### THE TASK
Count the lines below that contain "землях". Give only the number.

### DATA LISTING
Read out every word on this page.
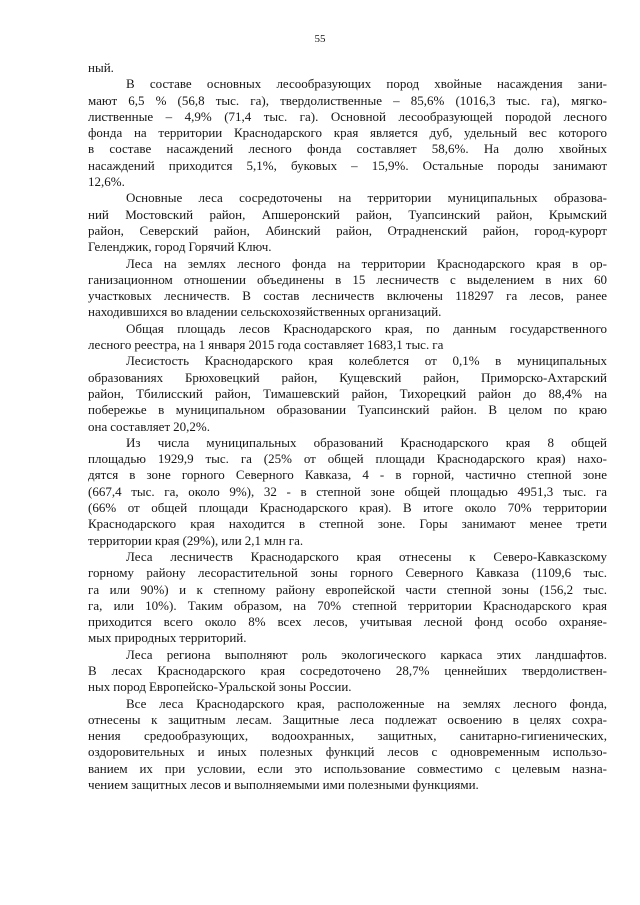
55
ный.
В составе основных лесообразующих пород хвойные насаждения зани-
мают 6,5 % (56,8 тыс. га), твердолиственные – 85,6% (1016,3 тыс. га), мягко-
лиственные – 4,9% (71,4 тыс. га). Основной лесообразующей породой лесного
фонда на территории Краснодарского края является дуб, удельный вес которого
в составе насаждений лесного фонда составляет 58,6%. На долю хвойных
насаждений приходится 5,1%, буковых – 15,9%. Остальные породы занимают
12,6%.
Основные леса сосредоточены на территории муниципальных образова-
ний Мостовский район, Апшеронский район, Туапсинский район, Крымский
район, Северский район, Абинский район, Отрадненский район, город-курорт
Геленджик, город Горячий Ключ.
Леса на землях лесного фонда на территории Краснодарского края в ор-
ганизационном отношении объединены в 15 лесничеств с выделением в них 60
участковых лесничеств. В состав лесничеств включены 118297 га лесов, ранее
находившихся во владении сельскохозяйственных организаций.
Общая площадь лесов Краснодарского края, по данным государственного
лесного реестра, на 1 января 2015 года составляет 1683,1 тыс. га
Лесистость Краснодарского края колеблется от 0,1% в муниципальных
образованиях Брюховецкий район, Кущевский район, Приморско-Ахтарский
район, Тбилисский район, Тимашевский район, Тихорецкий район до 88,4% на
побережье в муниципальном образовании Туапсинский район. В целом по краю
она составляет 20,2%.
Из числа муниципальных образований Краснодарского края 8 общей
площадью 1929,9 тыс. га (25% от общей площади Краснодарского края) нахо-
дятся в зоне горного Северного Кавказа, 4 - в горной, частично степной зоне
(667,4 тыс. га, около 9%), 32 - в степной зоне общей площадью 4951,3 тыс. га
(66% от общей площади Краснодарского края). В итоге около 70% территории
Краснодарского края находится в степной зоне. Горы занимают менее трети
территории края (29%), или 2,1 млн га.
Леса лесничеств Краснодарского края отнесены к Северо-Кавказскому
горному району лесорастительной зоны горного Северного Кавказа (1109,6 тыс.
га или 90%) и к степному району европейской части степной зоны (156,2 тыс.
га, или 10%). Таким образом, на 70% степной территории Краснодарского края
приходится всего около 8% всех лесов, учитывая лесной фонд особо охраняе-
мых природных территорий.
Леса региона выполняют роль экологического каркаса этих ландшафтов.
В лесах Краснодарского края сосредоточено 28,7% ценнейших твердолиствен-
ных пород Европейско-Уральской зоны России.
Все леса Краснодарского края, расположенные на землях лесного фонда,
отнесены к защитным лесам. Защитные леса подлежат освоению в целях сохра-
нения средообразующих, водоохранных, защитных, санитарно-гигиенических,
оздоровительных и иных полезных функций лесов с одновременным использо-
ванием их при условии, если это использование совместимо с целевым назна-
чением защитных лесов и выполняемыми ими полезными функциями.
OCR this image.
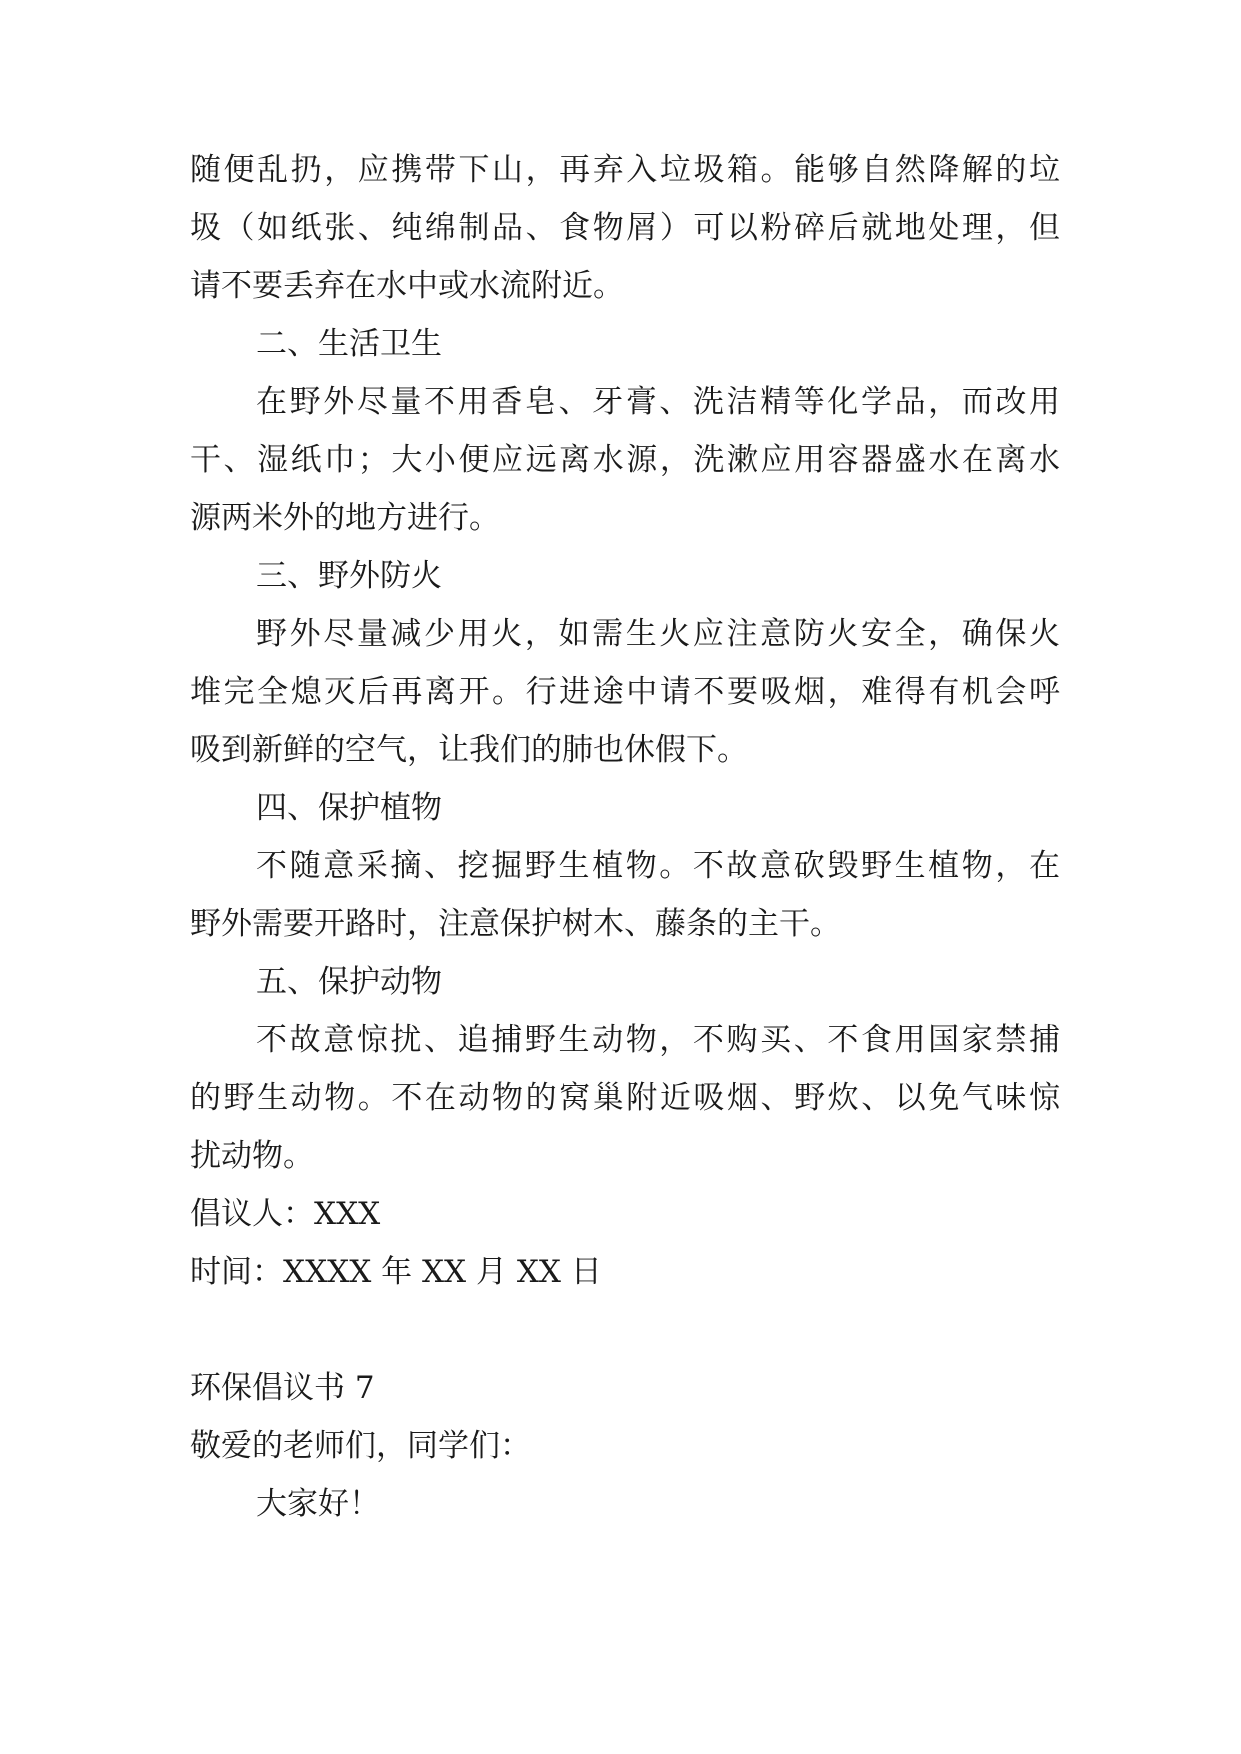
随便乱扔，应携带下山，再弃入垃圾箱。能够自然降解的垃
圾（如纸张、纯绵制品、食物屑）可以粉碎后就地处理，但
请不要丢弃在水中或水流附近。
二、生活卫生
在野外尽量不用香皂、牙膏、洗洁精等化学品，而改用
干、湿纸巾；大小便应远离水源，洗漱应用容器盛水在离水
源两米外的地方进行。
三、野外防火
野外尽量减少用火，如需生火应注意防火安全，确保火
堆完全熄灭后再离开。行进途中请不要吸烟，难得有机会呼
吸到新鲜的空气，让我们的肺也休假下。
四、保护植物
不随意采摘、挖掘野生植物。不故意砍毁野生植物，在
野外需要开路时，注意保护树木、藤条的主干。
五、保护动物
不故意惊扰、追捕野生动物，不购买、不食用国家禁捕
的野生动物。不在动物的窝巢附近吸烟、野炊、以免气味惊
扰动物。
倡议人：XXX
时间：XXXX 年 XX 月 XX 日
环保倡议书 7
敬爱的老师们，同学们：
大家好！
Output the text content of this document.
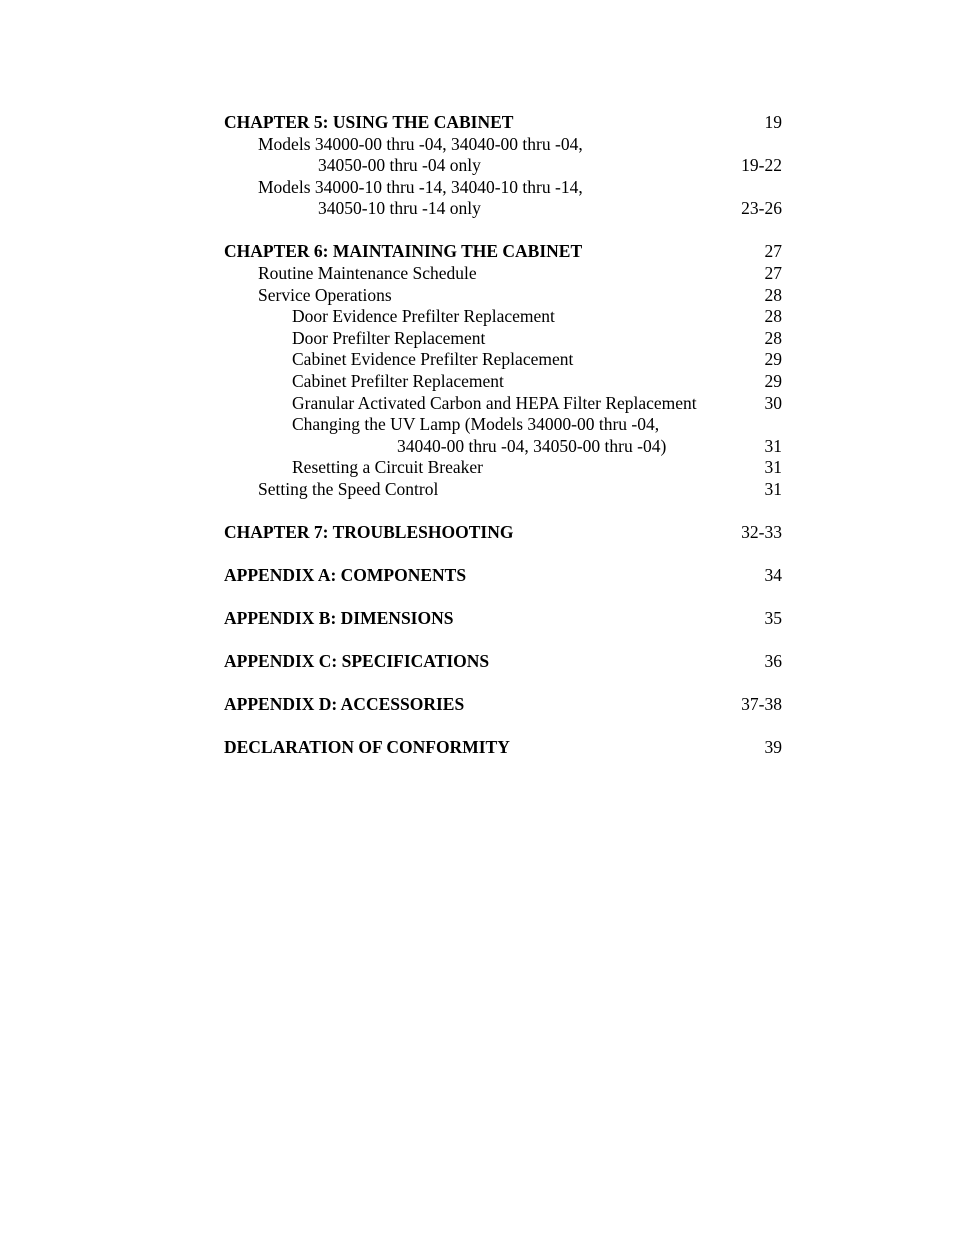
CHAPTER 5: USING THE CABINET	19
Models 34000-00 thru -04, 34040-00 thru -04,
34050-00 thru -04 only	19-22
Models 34000-10 thru -14, 34040-10 thru -14,
34050-10 thru -14 only	23-26
CHAPTER 6: MAINTAINING THE CABINET	27
Routine Maintenance Schedule	27
Service Operations	28
Door Evidence Prefilter Replacement	28
Door Prefilter Replacement	28
Cabinet Evidence Prefilter Replacement	29
Cabinet Prefilter Replacement	29
Granular Activated Carbon and HEPA Filter Replacement	30
Changing the UV Lamp (Models 34000-00 thru -04,
34040-00 thru -04, 34050-00 thru -04)	31
Resetting a Circuit Breaker	31
Setting the Speed Control	31
CHAPTER 7: TROUBLESHOOTING	32-33
APPENDIX A: COMPONENTS	34
APPENDIX B: DIMENSIONS	35
APPENDIX C: SPECIFICATIONS	36
APPENDIX D: ACCESSORIES	37-38
DECLARATION OF CONFORMITY	39
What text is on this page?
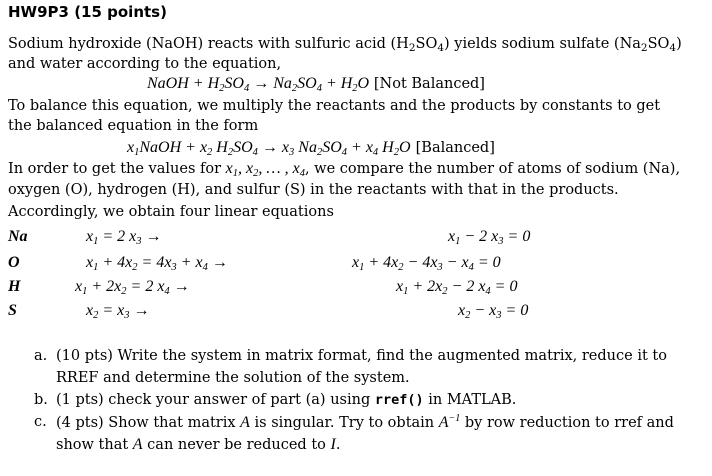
HW9P3 (15 points)
Sodium hydroxide (NaOH) reacts with sulfuric acid $(H_2SO_4)$ yields sodium sulfate $(Na_2SO_4)$
and water according to the equation,
NaOH + $H_2SO_4 \to Na_2SO_4 + H_2O$ [Not Balanced]
To balance this equation, we multiply the reactants and the products by constants to get
the balanced equation in the form
$x_1NaOH + x_2$ $H_2SO_4 \to x_3$ $Na_2SO_4 + x_4$ $H_2O$ [Balanced]
In order to get the values for $x_1$, $x_2$, … , $x_4$, we compare the number of atoms of sodium (Na),
oxygen (O), hydrogen (H), and sulfur (S) in the reactants with that in the products.
Accordingly, we obtain four linear equations
Na	$x_1 = 2$ $x_3$ →	$x_1 - 2$ $x_3 = 0$
O	$x_1 + 4x_2 = 4x_3 + x_4$ →	$x_1 + 4x_2 - 4x_3 - x_4 = 0$
H	$x_1 + 2x_2 = 2$ $x_4$ →	$x_1 + 2x_2 - 2$ $x_4 = 0$
S	$x_2 = x_3$ →	$x_2 - x_3 = 0$
a. (10 pts) Write the system in matrix format, find the augmented matrix, reduce it to
RREF and determine the solution of the system.
b. (1 pts) check your answer of part (a) using rref() in MATLAB.
c. (4 pts) Show that matrix A is singular. Try to obtain $A^{-1}$ by row reduction to rref and
show that A can never be reduced to I.
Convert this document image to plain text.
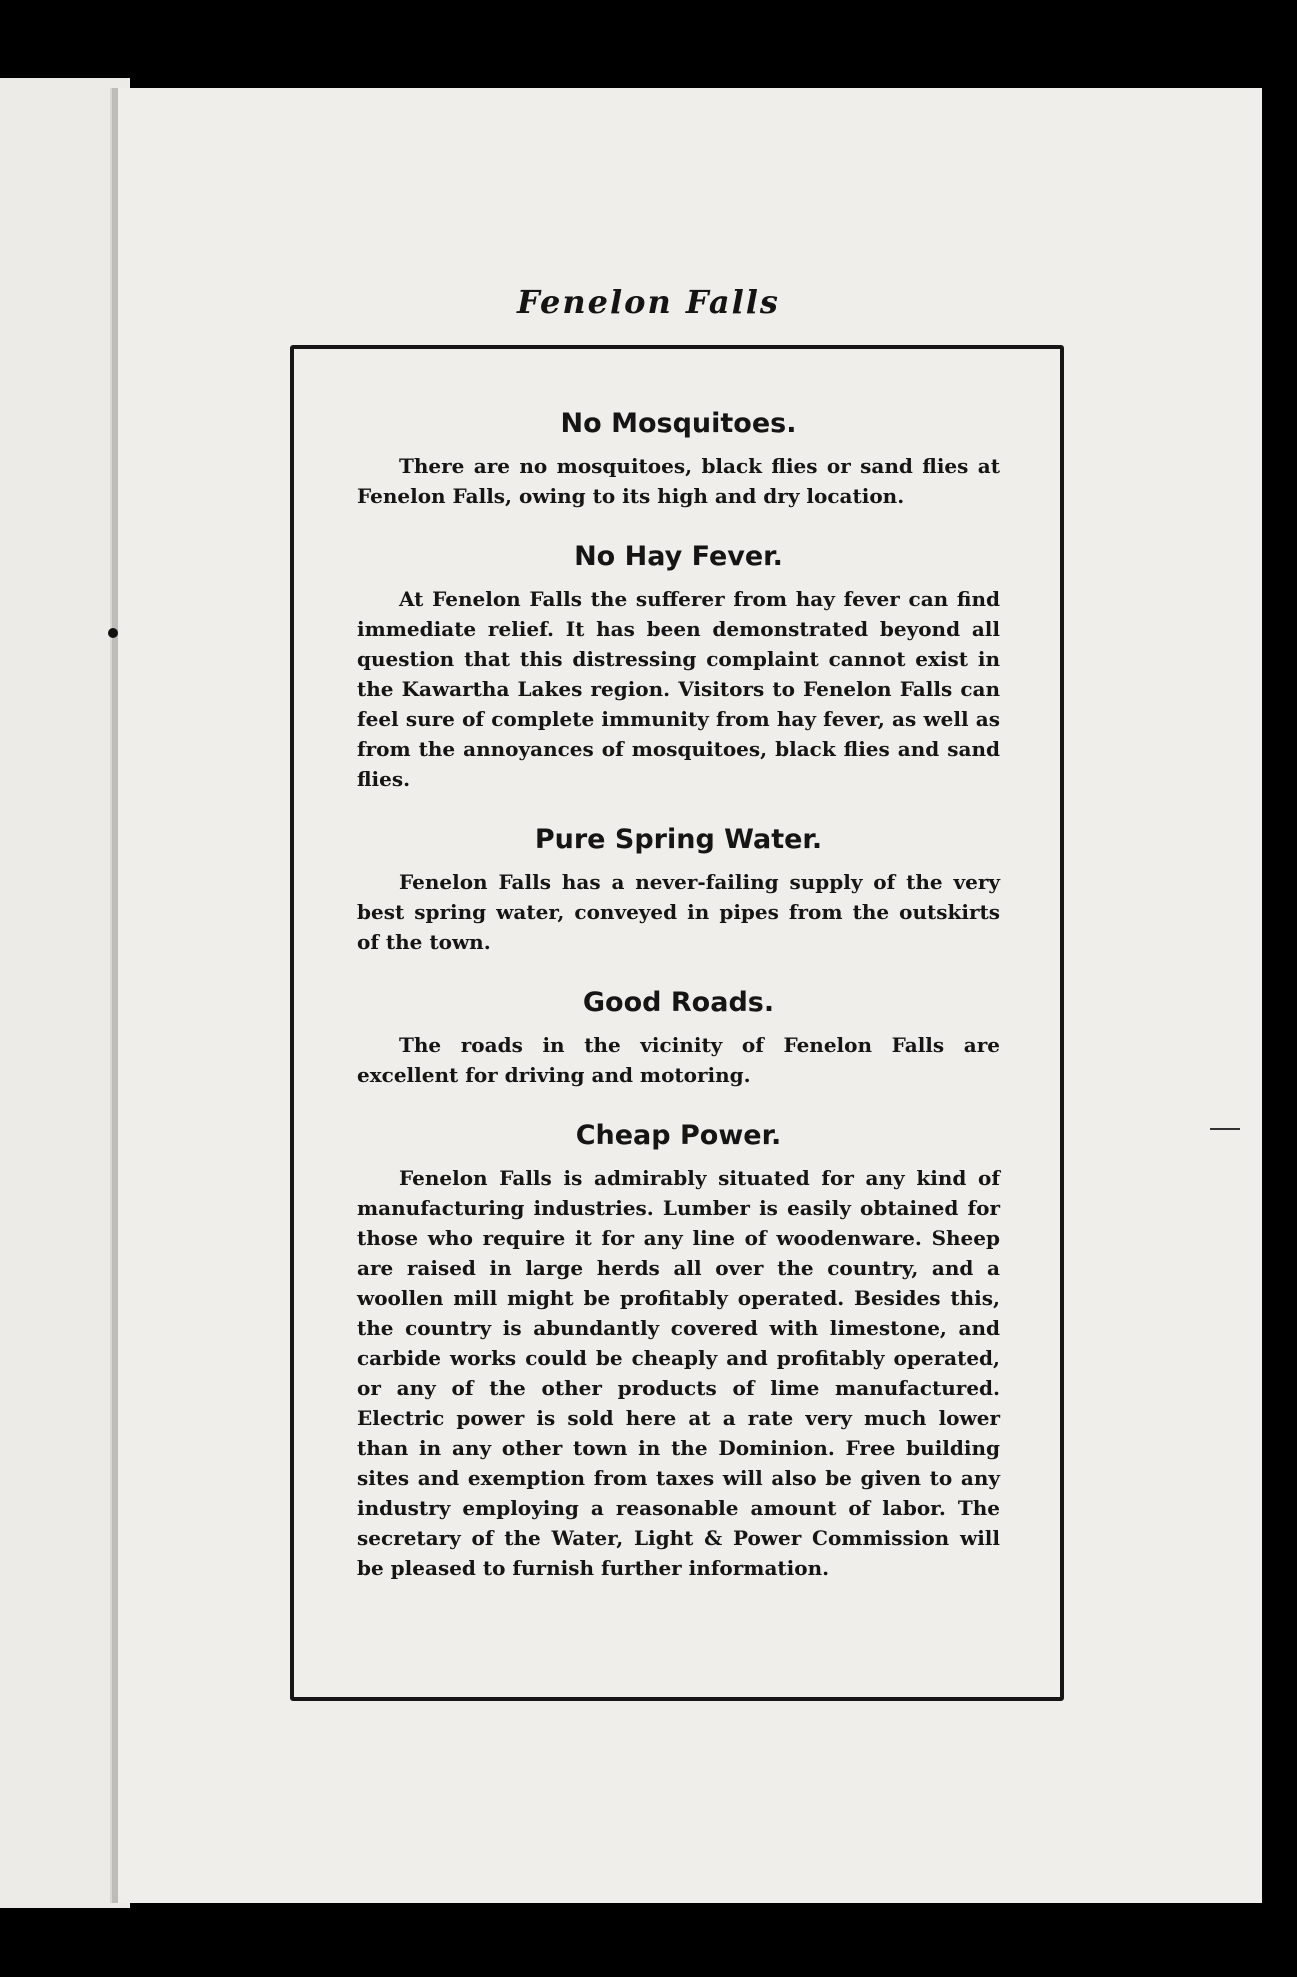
Fenelon Falls
No Mosquitoes.

There are no mosquitoes, black flies or sand flies at Fenelon Falls, owing to its high and dry location.

No Hay Fever.

At Fenelon Falls the sufferer from hay fever can find immediate relief. It has been demonstrated beyond all question that this distressing complaint cannot exist in the Kawartha Lakes region. Visitors to Fenelon Falls can feel sure of complete immunity from hay fever, as well as from the annoyances of mosquitoes, black flies and sand flies.

Pure Spring Water.

Fenelon Falls has a never-failing supply of the very best spring water, conveyed in pipes from the outskirts of the town.

Good Roads.

The roads in the vicinity of Fenelon Falls are excellent for driving and motoring.

Cheap Power.

Fenelon Falls is admirably situated for any kind of manufacturing industries. Lumber is easily obtained for those who require it for any line of woodenware. Sheep are raised in large herds all over the country, and a woollen mill might be profitably operated. Besides this, the country is abundantly covered with limestone, and carbide works could be cheaply and profitably operated, or any of the other products of lime manufactured. Electric power is sold here at a rate very much lower than in any other town in the Dominion. Free building sites and exemption from taxes will also be given to any industry employing a reasonable amount of labor. The secretary of the Water, Light & Power Commission will be pleased to furnish further information.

### TASK ANSWER
2